■ Request ■
Look through the records and report how many lines include the word "письма", with no other words.

■ Dataset excerpts ■
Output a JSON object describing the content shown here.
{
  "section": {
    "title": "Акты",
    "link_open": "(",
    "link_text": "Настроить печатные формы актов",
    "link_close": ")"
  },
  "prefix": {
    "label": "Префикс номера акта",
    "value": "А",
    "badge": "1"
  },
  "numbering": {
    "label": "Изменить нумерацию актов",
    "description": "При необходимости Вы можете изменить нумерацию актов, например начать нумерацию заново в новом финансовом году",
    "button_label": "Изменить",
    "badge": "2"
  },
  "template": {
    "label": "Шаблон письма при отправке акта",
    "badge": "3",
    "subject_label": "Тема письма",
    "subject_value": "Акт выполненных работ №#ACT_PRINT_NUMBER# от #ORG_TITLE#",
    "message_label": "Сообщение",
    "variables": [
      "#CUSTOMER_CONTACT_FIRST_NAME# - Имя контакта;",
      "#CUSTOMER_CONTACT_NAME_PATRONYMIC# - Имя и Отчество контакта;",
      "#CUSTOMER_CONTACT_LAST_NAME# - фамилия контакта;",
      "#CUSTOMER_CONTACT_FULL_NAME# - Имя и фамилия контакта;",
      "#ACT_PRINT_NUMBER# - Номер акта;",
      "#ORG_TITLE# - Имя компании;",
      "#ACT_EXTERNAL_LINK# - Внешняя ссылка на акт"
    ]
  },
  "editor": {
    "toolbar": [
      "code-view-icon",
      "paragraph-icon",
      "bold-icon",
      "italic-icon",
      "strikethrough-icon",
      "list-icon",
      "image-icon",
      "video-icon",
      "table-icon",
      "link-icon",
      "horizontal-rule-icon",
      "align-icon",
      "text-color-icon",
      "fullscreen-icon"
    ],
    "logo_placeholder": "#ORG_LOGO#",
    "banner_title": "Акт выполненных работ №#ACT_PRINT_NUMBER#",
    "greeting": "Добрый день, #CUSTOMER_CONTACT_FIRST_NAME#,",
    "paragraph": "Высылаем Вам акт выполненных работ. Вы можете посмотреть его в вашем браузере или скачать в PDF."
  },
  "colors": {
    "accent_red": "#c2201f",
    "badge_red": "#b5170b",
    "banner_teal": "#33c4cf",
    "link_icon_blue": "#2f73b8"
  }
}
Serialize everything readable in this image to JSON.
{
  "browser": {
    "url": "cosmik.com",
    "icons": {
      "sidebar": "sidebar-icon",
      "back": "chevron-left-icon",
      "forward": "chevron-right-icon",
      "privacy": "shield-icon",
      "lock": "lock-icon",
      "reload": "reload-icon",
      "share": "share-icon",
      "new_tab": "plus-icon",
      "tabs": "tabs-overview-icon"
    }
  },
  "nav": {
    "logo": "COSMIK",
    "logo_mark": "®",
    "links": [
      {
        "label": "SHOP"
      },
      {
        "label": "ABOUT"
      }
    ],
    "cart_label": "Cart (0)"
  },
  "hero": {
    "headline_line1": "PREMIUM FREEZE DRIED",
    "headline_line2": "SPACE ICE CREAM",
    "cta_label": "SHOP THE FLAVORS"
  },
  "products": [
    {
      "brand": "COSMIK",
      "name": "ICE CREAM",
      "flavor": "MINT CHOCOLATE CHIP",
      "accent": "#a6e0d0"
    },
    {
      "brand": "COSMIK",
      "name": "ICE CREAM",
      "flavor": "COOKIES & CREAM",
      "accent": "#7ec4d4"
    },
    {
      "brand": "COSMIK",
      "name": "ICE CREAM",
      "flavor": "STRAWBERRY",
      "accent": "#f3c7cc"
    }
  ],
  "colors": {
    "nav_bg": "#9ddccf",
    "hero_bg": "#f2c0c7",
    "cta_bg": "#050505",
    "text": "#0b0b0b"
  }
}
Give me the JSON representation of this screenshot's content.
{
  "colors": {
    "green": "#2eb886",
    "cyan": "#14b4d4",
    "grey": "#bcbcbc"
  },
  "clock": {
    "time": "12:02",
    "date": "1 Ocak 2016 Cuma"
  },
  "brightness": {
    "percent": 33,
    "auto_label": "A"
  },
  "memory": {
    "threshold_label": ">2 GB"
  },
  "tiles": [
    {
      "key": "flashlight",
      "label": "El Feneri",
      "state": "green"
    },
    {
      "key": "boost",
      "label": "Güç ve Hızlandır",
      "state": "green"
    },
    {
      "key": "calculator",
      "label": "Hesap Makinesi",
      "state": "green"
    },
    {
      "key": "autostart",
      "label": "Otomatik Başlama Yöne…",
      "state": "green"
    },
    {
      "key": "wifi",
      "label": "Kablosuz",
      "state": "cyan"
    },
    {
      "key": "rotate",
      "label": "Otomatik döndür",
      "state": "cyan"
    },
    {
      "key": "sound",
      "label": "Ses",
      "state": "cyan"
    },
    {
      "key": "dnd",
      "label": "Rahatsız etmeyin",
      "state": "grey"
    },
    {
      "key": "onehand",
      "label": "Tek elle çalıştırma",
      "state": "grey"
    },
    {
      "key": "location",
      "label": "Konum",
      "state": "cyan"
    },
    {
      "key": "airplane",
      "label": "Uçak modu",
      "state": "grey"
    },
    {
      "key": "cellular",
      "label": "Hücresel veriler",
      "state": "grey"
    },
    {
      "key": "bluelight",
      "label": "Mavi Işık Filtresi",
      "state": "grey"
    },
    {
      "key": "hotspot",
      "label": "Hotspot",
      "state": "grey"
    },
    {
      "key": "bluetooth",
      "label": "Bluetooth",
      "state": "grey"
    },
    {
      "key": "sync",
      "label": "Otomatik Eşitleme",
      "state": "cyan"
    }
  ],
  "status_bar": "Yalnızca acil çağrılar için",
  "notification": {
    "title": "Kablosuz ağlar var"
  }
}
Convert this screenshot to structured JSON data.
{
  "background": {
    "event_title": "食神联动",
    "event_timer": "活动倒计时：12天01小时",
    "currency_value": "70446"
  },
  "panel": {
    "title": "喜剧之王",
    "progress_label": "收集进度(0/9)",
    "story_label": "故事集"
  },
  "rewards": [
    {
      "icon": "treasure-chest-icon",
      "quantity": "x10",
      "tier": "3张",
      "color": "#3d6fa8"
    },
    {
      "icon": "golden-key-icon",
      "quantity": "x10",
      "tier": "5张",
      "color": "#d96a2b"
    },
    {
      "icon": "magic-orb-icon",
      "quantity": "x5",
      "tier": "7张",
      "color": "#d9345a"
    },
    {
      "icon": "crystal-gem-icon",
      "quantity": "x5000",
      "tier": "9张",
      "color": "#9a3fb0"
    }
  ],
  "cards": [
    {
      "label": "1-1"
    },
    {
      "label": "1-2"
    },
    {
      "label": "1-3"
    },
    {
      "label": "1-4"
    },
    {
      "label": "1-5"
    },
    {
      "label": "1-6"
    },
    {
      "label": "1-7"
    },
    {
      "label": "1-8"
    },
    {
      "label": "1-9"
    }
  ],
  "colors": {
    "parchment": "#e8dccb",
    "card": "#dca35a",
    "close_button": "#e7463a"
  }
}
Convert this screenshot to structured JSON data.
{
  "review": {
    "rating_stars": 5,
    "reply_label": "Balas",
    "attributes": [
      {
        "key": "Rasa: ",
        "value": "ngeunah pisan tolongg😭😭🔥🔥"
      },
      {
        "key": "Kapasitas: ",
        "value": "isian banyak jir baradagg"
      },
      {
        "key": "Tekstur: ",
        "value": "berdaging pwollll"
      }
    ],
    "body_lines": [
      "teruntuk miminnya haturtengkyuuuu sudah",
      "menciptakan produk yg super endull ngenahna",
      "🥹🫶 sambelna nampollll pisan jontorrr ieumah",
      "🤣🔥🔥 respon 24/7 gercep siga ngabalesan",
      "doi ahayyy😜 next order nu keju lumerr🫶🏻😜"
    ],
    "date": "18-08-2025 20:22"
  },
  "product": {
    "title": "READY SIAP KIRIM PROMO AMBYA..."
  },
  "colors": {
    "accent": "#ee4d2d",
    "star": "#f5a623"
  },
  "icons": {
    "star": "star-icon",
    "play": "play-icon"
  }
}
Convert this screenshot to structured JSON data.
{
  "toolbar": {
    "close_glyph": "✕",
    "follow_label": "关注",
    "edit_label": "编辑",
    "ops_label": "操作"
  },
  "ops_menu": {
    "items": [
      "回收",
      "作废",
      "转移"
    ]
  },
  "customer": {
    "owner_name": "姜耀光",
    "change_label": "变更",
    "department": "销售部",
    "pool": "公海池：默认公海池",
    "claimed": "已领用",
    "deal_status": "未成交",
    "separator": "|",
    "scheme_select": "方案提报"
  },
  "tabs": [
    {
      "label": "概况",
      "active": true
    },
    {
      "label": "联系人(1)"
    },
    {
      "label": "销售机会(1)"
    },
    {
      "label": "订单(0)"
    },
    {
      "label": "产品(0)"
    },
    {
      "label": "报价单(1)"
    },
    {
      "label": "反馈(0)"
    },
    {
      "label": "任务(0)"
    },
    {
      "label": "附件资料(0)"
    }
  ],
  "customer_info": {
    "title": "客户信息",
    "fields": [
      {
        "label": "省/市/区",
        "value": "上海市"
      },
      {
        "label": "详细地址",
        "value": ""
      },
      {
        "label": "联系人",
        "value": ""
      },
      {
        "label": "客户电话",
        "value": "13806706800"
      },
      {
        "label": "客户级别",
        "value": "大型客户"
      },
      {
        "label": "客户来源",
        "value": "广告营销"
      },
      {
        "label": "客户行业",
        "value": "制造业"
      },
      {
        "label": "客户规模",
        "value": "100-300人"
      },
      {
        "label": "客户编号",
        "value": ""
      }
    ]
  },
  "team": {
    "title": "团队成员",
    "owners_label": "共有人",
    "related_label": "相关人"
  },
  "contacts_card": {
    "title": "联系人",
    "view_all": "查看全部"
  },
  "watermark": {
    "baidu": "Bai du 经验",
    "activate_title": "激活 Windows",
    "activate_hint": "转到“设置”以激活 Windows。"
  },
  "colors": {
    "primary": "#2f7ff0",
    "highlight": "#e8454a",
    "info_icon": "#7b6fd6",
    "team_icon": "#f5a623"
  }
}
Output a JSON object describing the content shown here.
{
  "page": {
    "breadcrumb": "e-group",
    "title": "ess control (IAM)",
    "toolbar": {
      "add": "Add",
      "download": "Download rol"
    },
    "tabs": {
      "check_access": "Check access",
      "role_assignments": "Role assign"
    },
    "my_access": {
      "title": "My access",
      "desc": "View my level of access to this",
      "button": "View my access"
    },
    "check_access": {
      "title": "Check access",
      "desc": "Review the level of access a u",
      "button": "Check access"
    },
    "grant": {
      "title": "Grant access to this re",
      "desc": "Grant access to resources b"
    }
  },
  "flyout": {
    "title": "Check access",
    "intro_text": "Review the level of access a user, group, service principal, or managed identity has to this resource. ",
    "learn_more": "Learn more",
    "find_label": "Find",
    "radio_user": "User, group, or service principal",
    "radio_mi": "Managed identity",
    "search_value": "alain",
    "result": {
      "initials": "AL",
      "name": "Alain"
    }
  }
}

■ Answer to the exercise ■
2